• Requirement:
In full and without alteration, repeat the material.

--- Start ---

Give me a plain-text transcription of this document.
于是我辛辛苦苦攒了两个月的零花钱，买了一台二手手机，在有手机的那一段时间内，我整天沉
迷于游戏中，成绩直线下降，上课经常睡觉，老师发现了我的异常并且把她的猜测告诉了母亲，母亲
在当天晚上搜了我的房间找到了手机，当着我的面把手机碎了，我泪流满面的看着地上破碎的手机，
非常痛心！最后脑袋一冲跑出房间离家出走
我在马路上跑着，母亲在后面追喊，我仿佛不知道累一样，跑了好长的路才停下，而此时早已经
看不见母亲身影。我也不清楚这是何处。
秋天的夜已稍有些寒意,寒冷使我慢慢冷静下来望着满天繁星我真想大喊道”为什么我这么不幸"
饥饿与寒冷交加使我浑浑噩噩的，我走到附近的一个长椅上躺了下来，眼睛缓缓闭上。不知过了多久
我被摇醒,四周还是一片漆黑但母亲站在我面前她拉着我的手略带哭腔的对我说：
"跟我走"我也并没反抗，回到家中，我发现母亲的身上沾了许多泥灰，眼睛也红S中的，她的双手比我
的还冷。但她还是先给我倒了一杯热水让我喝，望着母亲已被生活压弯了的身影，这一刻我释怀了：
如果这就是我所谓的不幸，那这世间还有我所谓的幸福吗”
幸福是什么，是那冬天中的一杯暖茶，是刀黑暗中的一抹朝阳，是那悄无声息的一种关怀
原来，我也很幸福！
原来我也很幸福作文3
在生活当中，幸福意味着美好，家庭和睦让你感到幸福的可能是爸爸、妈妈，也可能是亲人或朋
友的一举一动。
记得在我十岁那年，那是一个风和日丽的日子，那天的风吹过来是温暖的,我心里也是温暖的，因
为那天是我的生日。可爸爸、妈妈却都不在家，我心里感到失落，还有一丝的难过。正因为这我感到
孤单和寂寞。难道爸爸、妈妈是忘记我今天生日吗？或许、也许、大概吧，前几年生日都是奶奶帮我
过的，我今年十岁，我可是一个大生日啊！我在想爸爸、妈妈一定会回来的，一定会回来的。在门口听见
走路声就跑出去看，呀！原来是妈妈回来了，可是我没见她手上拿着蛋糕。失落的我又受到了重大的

--- End ---

• Final result:
Give me a plain-text transcription of this document.
于是我辛辛苦苦攒了两个月的零花钱，买了一台二手手机，在有手机的那一段时间内，我整天沉
迷于游戏中，成绩直线下降，上课经常睡觉，老师发现了我的异常并且把她的猜测告诉了母亲，母亲
在当天晚上搜了我的房间找到了手机，当着我的面把手机碎了，我泪流满面的看着地上破碎的手机，
非常痛心！最后脑袋一冲跑出房间离家出走
我在马路上跑着，母亲在后面追喊，我仿佛不知道累一样，跑了好长的路才停下，而此时早已经
看不见母亲身影。我也不清楚这是何处。
秋天的夜已稍有些寒意,寒冷使我慢慢冷静下来望着满天繁星我真想大喊道”为什么我这么不幸"
饥饿与寒冷交加使我浑浑噩噩的，我走到附近的一个长椅上躺了下来，眼睛缓缓闭上。不知过了多久
我被摇醒,四周还是一片漆黑但母亲站在我面前她拉着我的手略带哭腔的对我说：
"跟我走"我也并没反抗，回到家中，我发现母亲的身上沾了许多泥灰，眼睛也红S中的，她的双手比我
的还冷。但她还是先给我倒了一杯热水让我喝，望着母亲已被生活压弯了的身影，这一刻我释怀了：
如果这就是我所谓的不幸，那这世间还有我所谓的幸福吗”
幸福是什么，是那冬天中的一杯暖茶，是刀黑暗中的一抹朝阳，是那悄无声息的一种关怀
原来，我也很幸福！
原来我也很幸福作文3
在生活当中，幸福意味着美好，家庭和睦让你感到幸福的可能是爸爸、妈妈，也可能是亲人或朋
友的一举一动。
记得在我十岁那年，那是一个风和日丽的日子，那天的风吹过来是温暖的,我心里也是温暖的，因
为那天是我的生日。可爸爸、妈妈却都不在家，我心里感到失落，还有一丝的难过。正因为这我感到
孤单和寂寞。难道爸爸、妈妈是忘记我今天生日吗？或许、也许、大概吧，前几年生日都是奶奶帮我
过的，我今年十岁，我可是一个大生日啊！我在想爸爸、妈妈一定会回来的，一定会回来的。在门口听见
走路声就跑出去看，呀！原来是妈妈回来了，可是我没见她手上拿着蛋糕。失落的我又受到了重大的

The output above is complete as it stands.